=== What you will do ===
Restate the records in their entirety, word for word.

=== Record set ===
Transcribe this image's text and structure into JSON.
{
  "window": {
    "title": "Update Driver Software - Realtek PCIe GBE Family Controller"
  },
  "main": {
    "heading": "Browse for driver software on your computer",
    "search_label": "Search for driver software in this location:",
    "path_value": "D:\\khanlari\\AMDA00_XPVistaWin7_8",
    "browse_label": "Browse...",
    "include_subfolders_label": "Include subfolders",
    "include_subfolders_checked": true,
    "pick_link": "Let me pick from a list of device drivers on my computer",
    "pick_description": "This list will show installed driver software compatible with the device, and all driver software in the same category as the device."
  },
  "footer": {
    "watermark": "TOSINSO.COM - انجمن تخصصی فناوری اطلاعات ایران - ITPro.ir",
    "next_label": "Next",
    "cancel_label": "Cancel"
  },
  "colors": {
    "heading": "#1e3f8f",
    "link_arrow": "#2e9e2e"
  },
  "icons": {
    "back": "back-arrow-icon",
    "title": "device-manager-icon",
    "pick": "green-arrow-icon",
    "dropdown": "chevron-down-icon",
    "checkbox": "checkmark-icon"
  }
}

=== Answer for the task ===
Transcribe this image's text and structure into JSON.
{
  "window": {
    "title": "Update Driver Software - Realtek PCIe GBE Family Controller"
  },
  "main": {
    "heading": "Browse for driver software on your computer",
    "search_label": "Search for driver software in this location:",
    "path_value": "D:\\khanlari\\AMDA00_XPVistaWin7_8",
    "browse_label": "Browse...",
    "include_subfolders_label": "Include subfolders",
    "include_subfolders_checked": true,
    "pick_link": "Let me pick from a list of device drivers on my computer",
    "pick_description": "This list will show installed driver software compatible with the device, and all driver software in the same category as the device."
  },
  "footer": {
    "watermark": "TOSINSO.COM - انجمن تخصصی فناوری اطلاعات ایران - ITPro.ir",
    "next_label": "Next",
    "cancel_label": "Cancel"
  },
  "colors": {
    "heading": "#1e3f8f",
    "link_arrow": "#2e9e2e"
  },
  "icons": {
    "back": "back-arrow-icon",
    "title": "device-manager-icon",
    "pick": "green-arrow-icon",
    "dropdown": "chevron-down-icon",
    "checkbox": "checkmark-icon"
  }
}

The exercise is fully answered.